→ LISTED ENTRIES:
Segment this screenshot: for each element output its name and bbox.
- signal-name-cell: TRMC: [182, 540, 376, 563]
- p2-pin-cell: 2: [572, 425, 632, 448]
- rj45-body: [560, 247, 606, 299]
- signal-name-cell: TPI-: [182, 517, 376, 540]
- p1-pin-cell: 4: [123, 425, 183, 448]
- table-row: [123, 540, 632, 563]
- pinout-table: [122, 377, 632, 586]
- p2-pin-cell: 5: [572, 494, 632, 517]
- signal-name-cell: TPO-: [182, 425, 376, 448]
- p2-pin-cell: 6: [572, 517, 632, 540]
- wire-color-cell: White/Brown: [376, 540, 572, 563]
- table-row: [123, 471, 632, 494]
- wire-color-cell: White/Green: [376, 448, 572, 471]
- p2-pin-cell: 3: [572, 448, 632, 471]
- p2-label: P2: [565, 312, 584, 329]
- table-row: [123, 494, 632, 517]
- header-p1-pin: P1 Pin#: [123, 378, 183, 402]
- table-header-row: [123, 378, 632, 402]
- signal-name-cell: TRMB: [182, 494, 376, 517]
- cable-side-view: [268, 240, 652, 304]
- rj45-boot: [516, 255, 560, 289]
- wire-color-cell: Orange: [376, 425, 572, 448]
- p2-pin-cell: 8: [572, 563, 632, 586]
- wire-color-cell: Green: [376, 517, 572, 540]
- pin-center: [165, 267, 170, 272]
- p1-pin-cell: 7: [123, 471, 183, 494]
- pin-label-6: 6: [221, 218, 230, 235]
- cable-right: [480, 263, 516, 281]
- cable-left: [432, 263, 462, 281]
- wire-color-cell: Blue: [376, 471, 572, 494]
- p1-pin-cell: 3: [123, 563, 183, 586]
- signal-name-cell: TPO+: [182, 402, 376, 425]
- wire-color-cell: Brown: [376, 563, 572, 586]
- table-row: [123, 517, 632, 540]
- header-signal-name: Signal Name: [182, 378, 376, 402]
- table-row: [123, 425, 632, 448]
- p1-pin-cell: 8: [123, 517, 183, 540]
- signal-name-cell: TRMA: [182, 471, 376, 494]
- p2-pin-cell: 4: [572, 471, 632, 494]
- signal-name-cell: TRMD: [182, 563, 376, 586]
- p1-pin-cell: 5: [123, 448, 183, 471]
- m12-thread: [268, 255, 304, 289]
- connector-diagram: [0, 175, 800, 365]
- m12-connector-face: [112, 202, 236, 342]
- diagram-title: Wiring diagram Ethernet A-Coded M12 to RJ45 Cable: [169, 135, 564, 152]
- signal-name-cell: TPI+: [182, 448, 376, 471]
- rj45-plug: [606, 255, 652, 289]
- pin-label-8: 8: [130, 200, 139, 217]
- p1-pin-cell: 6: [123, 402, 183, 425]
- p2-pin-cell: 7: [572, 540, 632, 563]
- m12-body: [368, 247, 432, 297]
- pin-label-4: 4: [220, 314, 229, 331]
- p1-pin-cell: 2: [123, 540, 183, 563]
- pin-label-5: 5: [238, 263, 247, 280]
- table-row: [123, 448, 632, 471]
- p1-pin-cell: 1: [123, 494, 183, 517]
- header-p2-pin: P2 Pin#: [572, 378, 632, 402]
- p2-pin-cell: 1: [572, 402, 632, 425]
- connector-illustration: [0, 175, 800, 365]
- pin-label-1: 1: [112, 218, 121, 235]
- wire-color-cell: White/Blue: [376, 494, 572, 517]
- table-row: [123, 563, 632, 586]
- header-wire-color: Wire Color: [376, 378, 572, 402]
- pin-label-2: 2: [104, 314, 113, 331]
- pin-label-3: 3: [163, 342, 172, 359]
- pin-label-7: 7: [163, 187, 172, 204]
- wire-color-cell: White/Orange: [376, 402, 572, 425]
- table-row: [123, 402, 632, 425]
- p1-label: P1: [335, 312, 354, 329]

→ WRITTEN PROBLEM: Copy out the listing above line for line, without changing a single character.

→ RESULT FOR THIS EXERCISE:
Segment this screenshot: for each element output its name and bbox.
- signal-name-cell: TRMC: [182, 540, 376, 563]
- p2-pin-cell: 2: [572, 425, 632, 448]
- rj45-body: [560, 247, 606, 299]
- signal-name-cell: TPI-: [182, 517, 376, 540]
- p1-pin-cell: 4: [123, 425, 183, 448]
- table-row: [123, 540, 632, 563]
- pinout-table: [122, 377, 632, 586]
- p2-pin-cell: 5: [572, 494, 632, 517]
- signal-name-cell: TPO-: [182, 425, 376, 448]
- p2-pin-cell: 6: [572, 517, 632, 540]
- wire-color-cell: White/Brown: [376, 540, 572, 563]
- table-row: [123, 471, 632, 494]
- wire-color-cell: White/Green: [376, 448, 572, 471]
- p2-pin-cell: 3: [572, 448, 632, 471]
- p2-label: P2: [565, 312, 584, 329]
- table-row: [123, 494, 632, 517]
- header-p1-pin: P1 Pin#: [123, 378, 183, 402]
- table-header-row: [123, 378, 632, 402]
- signal-name-cell: TRMB: [182, 494, 376, 517]
- cable-side-view: [268, 240, 652, 304]
- rj45-boot: [516, 255, 560, 289]
- wire-color-cell: Orange: [376, 425, 572, 448]
- p2-pin-cell: 8: [572, 563, 632, 586]
- wire-color-cell: Green: [376, 517, 572, 540]
- pin-center: [165, 267, 170, 272]
- p1-pin-cell: 7: [123, 471, 183, 494]
- pin-label-6: 6: [221, 218, 230, 235]
- cable-right: [480, 263, 516, 281]
- cable-left: [432, 263, 462, 281]
- wire-color-cell: Blue: [376, 471, 572, 494]
- p1-pin-cell: 3: [123, 563, 183, 586]
- signal-name-cell: TPO+: [182, 402, 376, 425]
- wire-color-cell: Brown: [376, 563, 572, 586]
- table-row: [123, 517, 632, 540]
- header-signal-name: Signal Name: [182, 378, 376, 402]
- table-row: [123, 425, 632, 448]
- p1-pin-cell: 8: [123, 517, 183, 540]
- signal-name-cell: TRMA: [182, 471, 376, 494]
- p2-pin-cell: 4: [572, 471, 632, 494]
- signal-name-cell: TRMD: [182, 563, 376, 586]
- p1-pin-cell: 5: [123, 448, 183, 471]
- m12-thread: [268, 255, 304, 289]
- connector-diagram: [0, 175, 800, 365]
- m12-connector-face: [112, 202, 236, 342]
- diagram-title: Wiring diagram Ethernet A-Coded M12 to RJ45 Cable: [169, 135, 564, 152]
- signal-name-cell: TPI+: [182, 448, 376, 471]
- rj45-plug: [606, 255, 652, 289]
- pin-label-8: 8: [130, 200, 139, 217]
- p1-pin-cell: 6: [123, 402, 183, 425]
- p2-pin-cell: 7: [572, 540, 632, 563]
- m12-body: [368, 247, 432, 297]
- pin-label-4: 4: [220, 314, 229, 331]
- p1-pin-cell: 2: [123, 540, 183, 563]
- pin-label-5: 5: [238, 263, 247, 280]
- table-row: [123, 448, 632, 471]
- p1-pin-cell: 1: [123, 494, 183, 517]
- header-p2-pin: P2 Pin#: [572, 378, 632, 402]
- p2-pin-cell: 1: [572, 402, 632, 425]
- connector-illustration: [0, 175, 800, 365]
- pin-label-1: 1: [112, 218, 121, 235]
- wire-color-cell: White/Blue: [376, 494, 572, 517]
- table-row: [123, 563, 632, 586]
- header-wire-color: Wire Color: [376, 378, 572, 402]
- pin-label-2: 2: [104, 314, 113, 331]
- pin-label-3: 3: [163, 342, 172, 359]
- pin-label-7: 7: [163, 187, 172, 204]
- wire-color-cell: White/Orange: [376, 402, 572, 425]
- table-row: [123, 402, 632, 425]
- p1-label: P1: [335, 312, 354, 329]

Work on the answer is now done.